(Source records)
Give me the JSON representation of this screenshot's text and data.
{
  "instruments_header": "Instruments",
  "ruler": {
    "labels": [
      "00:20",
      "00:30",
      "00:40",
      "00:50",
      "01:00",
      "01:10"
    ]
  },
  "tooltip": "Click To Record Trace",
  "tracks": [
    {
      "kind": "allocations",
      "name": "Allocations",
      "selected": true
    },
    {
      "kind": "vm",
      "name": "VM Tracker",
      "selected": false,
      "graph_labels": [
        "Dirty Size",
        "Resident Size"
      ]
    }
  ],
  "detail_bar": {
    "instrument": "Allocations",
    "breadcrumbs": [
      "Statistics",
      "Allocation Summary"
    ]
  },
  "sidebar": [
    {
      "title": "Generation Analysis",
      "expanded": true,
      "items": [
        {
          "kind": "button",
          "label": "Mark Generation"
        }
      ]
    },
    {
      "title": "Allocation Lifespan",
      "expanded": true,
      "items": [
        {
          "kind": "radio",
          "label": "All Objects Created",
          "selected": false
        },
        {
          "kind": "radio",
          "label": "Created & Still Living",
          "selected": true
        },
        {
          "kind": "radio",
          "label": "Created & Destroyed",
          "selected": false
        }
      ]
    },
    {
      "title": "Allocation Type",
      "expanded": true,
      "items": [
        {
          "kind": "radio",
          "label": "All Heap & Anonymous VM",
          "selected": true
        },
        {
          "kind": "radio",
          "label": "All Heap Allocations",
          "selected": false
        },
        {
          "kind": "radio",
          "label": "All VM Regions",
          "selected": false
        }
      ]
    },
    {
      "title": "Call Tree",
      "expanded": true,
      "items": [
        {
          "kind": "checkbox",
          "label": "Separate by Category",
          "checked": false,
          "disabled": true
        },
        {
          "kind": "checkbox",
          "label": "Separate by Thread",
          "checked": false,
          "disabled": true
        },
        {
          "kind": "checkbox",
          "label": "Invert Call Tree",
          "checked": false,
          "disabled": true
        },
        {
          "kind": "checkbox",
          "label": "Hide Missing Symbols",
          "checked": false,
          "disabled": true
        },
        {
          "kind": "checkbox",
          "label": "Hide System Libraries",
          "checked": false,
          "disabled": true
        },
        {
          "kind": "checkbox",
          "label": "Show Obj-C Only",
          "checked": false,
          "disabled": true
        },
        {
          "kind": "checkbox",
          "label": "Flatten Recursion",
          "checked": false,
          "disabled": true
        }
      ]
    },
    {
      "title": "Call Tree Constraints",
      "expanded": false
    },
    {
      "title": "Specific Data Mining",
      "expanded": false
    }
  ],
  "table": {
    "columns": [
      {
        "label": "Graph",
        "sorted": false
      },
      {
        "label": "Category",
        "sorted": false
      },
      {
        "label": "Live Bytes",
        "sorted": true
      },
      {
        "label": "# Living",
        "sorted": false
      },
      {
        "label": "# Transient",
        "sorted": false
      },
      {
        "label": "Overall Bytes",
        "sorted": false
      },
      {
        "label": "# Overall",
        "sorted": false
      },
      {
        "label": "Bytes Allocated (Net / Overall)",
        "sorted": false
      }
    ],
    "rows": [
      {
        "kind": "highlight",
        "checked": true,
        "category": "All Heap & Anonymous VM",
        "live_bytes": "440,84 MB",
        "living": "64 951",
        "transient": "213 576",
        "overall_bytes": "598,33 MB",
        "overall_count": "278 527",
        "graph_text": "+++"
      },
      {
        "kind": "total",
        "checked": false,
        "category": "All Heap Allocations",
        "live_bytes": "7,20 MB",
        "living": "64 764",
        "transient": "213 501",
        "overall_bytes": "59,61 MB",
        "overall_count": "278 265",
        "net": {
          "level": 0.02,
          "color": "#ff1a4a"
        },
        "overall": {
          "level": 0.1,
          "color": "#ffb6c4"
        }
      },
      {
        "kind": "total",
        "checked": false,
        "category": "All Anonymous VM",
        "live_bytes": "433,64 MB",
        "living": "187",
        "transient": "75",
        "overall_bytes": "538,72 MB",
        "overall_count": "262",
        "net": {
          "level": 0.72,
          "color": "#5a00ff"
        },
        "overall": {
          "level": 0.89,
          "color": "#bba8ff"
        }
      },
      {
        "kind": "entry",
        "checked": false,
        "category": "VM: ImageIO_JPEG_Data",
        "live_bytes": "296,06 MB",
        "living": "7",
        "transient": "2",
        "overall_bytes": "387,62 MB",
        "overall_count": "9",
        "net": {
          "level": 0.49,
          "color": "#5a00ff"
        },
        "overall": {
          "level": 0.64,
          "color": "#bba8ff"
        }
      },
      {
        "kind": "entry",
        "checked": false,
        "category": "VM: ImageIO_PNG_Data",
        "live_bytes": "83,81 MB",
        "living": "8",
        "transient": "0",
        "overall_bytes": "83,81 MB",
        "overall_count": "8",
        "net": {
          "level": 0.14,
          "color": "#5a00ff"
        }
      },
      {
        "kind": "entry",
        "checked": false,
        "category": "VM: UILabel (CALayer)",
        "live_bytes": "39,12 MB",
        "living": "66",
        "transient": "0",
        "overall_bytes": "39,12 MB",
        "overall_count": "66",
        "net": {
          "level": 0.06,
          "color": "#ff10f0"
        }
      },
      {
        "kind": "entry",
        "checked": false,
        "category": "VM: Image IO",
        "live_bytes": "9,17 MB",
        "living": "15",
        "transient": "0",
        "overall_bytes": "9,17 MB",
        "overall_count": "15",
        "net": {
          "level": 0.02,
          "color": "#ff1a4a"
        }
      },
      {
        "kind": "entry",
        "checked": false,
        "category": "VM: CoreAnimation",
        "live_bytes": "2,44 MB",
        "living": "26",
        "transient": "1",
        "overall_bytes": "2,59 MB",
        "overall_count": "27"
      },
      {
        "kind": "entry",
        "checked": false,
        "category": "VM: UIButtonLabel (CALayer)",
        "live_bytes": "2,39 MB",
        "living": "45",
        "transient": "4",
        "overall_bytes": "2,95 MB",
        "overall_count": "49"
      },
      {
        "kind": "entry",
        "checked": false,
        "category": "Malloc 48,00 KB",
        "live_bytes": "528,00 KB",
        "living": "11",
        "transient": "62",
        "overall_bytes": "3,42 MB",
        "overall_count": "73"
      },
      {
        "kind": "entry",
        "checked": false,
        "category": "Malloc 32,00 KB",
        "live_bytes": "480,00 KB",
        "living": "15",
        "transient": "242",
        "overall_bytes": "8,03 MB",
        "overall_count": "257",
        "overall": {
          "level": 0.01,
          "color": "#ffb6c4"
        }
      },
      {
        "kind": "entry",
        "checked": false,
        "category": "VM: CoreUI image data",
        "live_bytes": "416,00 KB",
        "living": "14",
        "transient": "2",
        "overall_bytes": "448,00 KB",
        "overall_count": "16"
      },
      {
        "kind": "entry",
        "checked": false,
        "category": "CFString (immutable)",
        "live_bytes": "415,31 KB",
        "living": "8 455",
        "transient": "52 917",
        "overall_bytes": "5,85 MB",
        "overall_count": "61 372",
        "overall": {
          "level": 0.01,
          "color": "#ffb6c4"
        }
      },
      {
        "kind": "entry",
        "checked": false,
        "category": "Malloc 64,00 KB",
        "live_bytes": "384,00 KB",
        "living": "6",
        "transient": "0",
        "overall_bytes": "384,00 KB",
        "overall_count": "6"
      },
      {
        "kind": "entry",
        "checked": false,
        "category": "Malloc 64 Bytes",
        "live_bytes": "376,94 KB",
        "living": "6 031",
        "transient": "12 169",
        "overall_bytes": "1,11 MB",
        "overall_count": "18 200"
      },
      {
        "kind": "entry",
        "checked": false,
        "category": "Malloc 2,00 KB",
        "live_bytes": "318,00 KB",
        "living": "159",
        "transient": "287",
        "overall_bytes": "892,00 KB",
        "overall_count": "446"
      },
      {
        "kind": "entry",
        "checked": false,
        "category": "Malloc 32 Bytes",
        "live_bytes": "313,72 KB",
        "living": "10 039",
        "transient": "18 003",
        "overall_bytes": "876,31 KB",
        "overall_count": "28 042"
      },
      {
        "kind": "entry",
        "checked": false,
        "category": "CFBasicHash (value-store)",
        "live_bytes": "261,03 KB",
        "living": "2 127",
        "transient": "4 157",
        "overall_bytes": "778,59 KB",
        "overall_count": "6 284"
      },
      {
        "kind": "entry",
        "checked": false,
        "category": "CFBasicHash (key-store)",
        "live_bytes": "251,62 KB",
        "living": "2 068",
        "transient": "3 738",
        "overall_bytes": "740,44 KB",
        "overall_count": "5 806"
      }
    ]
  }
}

_What is expected_
Pull out all lines containing the word "store" from the entries above.

_Solution to this task_
        "category": "CFBasicHash (value-store)",
        "category": "CFBasicHash (key-store)",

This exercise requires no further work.